• [TASK BRIEF]:
Please go line by line and repeat the data below exactly, with no images.

------------------------------------

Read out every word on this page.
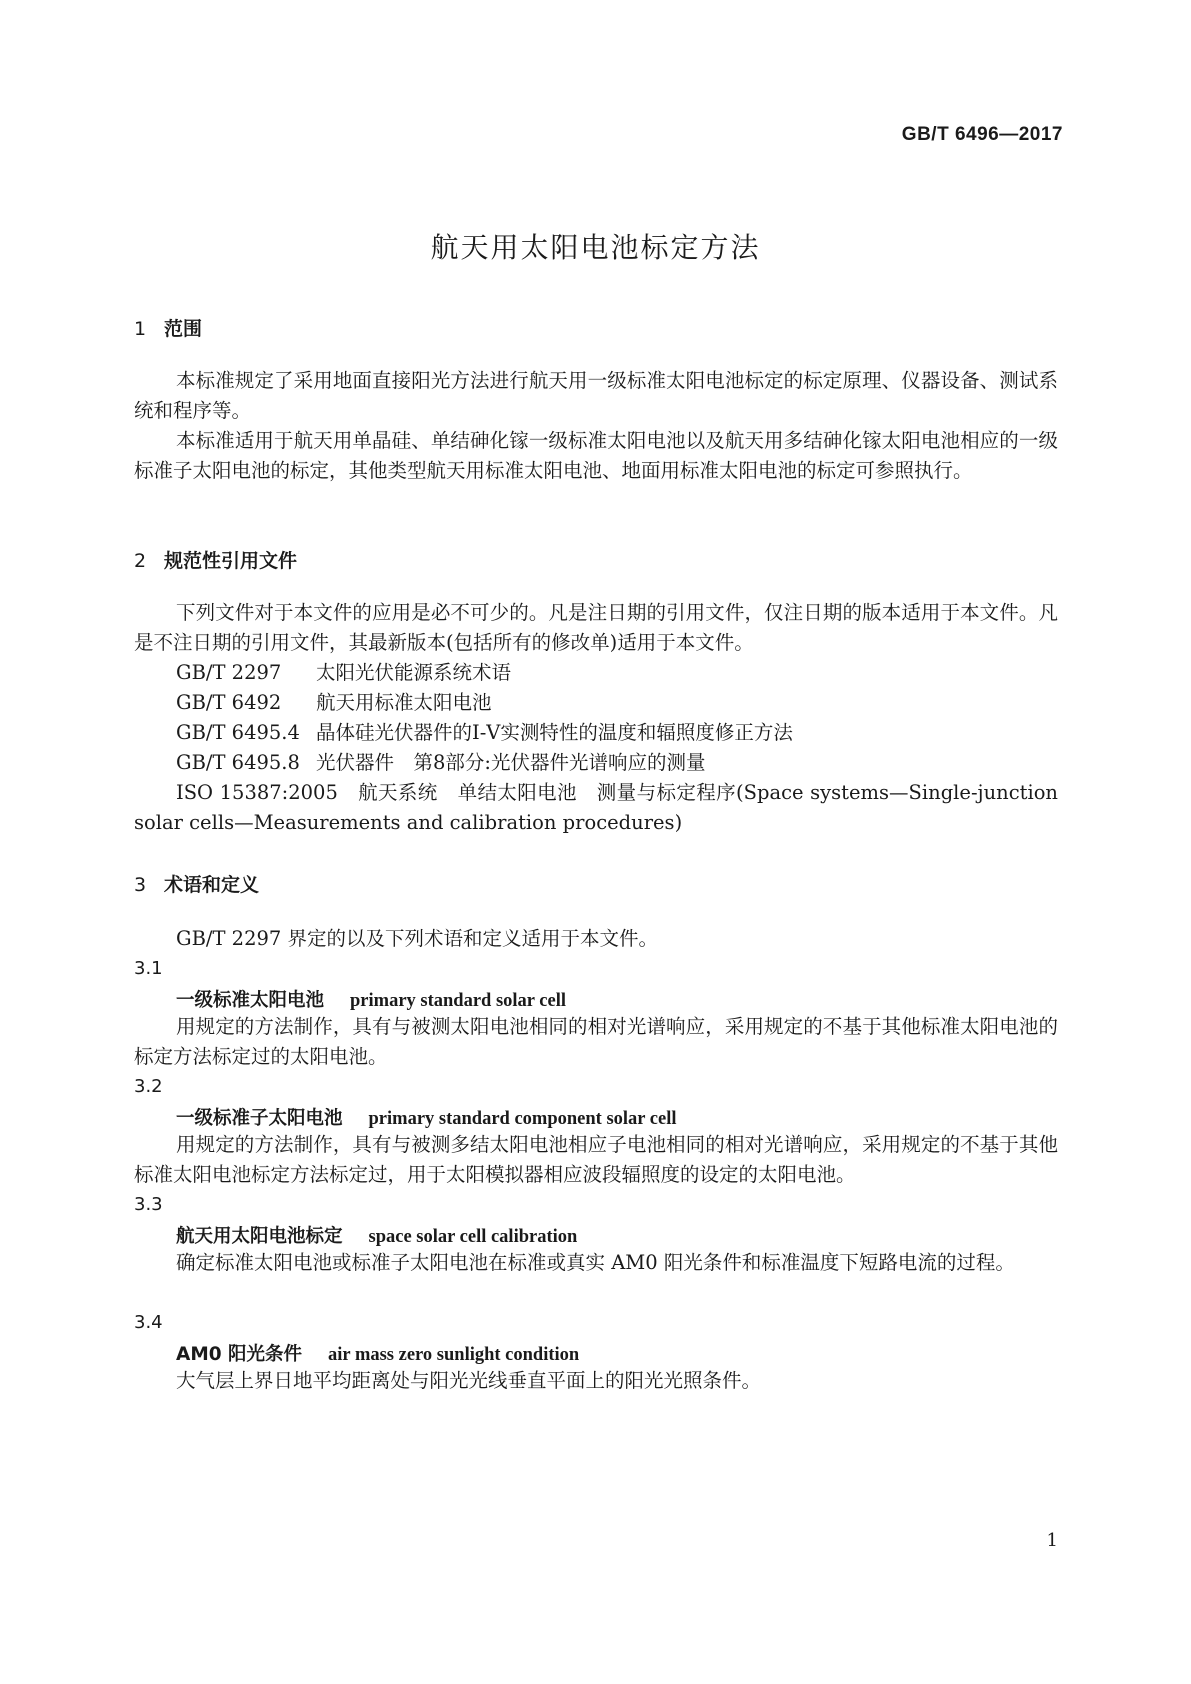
GB/T 6496—2017
航天用太阳电池标定方法
1 范围

本标准规定了采用地面直接阳光方法进行航天用一级标准太阳电池标定的标定原理、仪器设备、测试系统和程序等。

本标准适用于航天用单晶硅、单结砷化镓一级标准太阳电池以及航天用多结砷化镓太阳电池相应的一级标准子太阳电池的标定，其他类型航天用标准太阳电池、地面用标准太阳电池的标定可参照执行。

2 规范性引用文件

下列文件对于本文件的应用是必不可少的。凡是注日期的引用文件，仅注日期的版本适用于本文件。凡是不注日期的引用文件，其最新版本(包括所有的修改单)适用于本文件。

GB/T 2297 太阳光伏能源系统术语
GB/T 6492 航天用标准太阳电池
GB/T 6495.4 晶体硅光伏器件的Ⅰ-Ⅴ实测特性的温度和辐照度修正方法
GB/T 6495.8 光伏器件　第8部分:光伏器件光谱响应的测量

ISO 15387:2005　航天系统　单结太阳电池　测量与标定程序(Space systems—Single-junction solar cells—Measurements and calibration procedures)

3 术语和定义

GB/T 2297 界定的以及下列术语和定义适用于本文件。

3.1
一级标准太阳电池 primary standard solar cell

用规定的方法制作，具有与被测太阳电池相同的相对光谱响应，采用规定的不基于其他标准太阳电池的标定方法标定过的太阳电池。

3.2
一级标准子太阳电池 primary standard component solar cell

用规定的方法制作，具有与被测多结太阳电池相应子电池相同的相对光谱响应，采用规定的不基于其他标准太阳电池标定方法标定过，用于太阳模拟器相应波段辐照度的设定的太阳电池。

3.3
航天用太阳电池标定 space solar cell calibration

确定标准太阳电池或标准子太阳电池在标准或真实 AM0 阳光条件和标准温度下短路电流的过程。

3.4
AM0 阳光条件 air mass zero sunlight condition

大气层上界日地平均距离处与阳光光线垂直平面上的阳光光照条件。

1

------------------------------------

• [ANSWER BOX]:
Read out every word on this page.
GB/T 6496—2017
航天用太阳电池标定方法
1 范围

本标准规定了采用地面直接阳光方法进行航天用一级标准太阳电池标定的标定原理、仪器设备、测试系统和程序等。

本标准适用于航天用单晶硅、单结砷化镓一级标准太阳电池以及航天用多结砷化镓太阳电池相应的一级标准子太阳电池的标定，其他类型航天用标准太阳电池、地面用标准太阳电池的标定可参照执行。

2 规范性引用文件

下列文件对于本文件的应用是必不可少的。凡是注日期的引用文件，仅注日期的版本适用于本文件。凡是不注日期的引用文件，其最新版本(包括所有的修改单)适用于本文件。

GB/T 2297 太阳光伏能源系统术语
GB/T 6492 航天用标准太阳电池
GB/T 6495.4 晶体硅光伏器件的Ⅰ-Ⅴ实测特性的温度和辐照度修正方法
GB/T 6495.8 光伏器件　第8部分:光伏器件光谱响应的测量

ISO 15387:2005　航天系统　单结太阳电池　测量与标定程序(Space systems—Single-junction solar cells—Measurements and calibration procedures)

3 术语和定义

GB/T 2297 界定的以及下列术语和定义适用于本文件。

3.1
一级标准太阳电池 primary standard solar cell

用规定的方法制作，具有与被测太阳电池相同的相对光谱响应，采用规定的不基于其他标准太阳电池的标定方法标定过的太阳电池。

3.2
一级标准子太阳电池 primary standard component solar cell

用规定的方法制作，具有与被测多结太阳电池相应子电池相同的相对光谱响应，采用规定的不基于其他标准太阳电池标定方法标定过，用于太阳模拟器相应波段辐照度的设定的太阳电池。

3.3
航天用太阳电池标定 space solar cell calibration

确定标准太阳电池或标准子太阳电池在标准或真实 AM0 阳光条件和标准温度下短路电流的过程。

3.4
AM0 阳光条件 air mass zero sunlight condition

大气层上界日地平均距离处与阳光光线垂直平面上的阳光光照条件。

1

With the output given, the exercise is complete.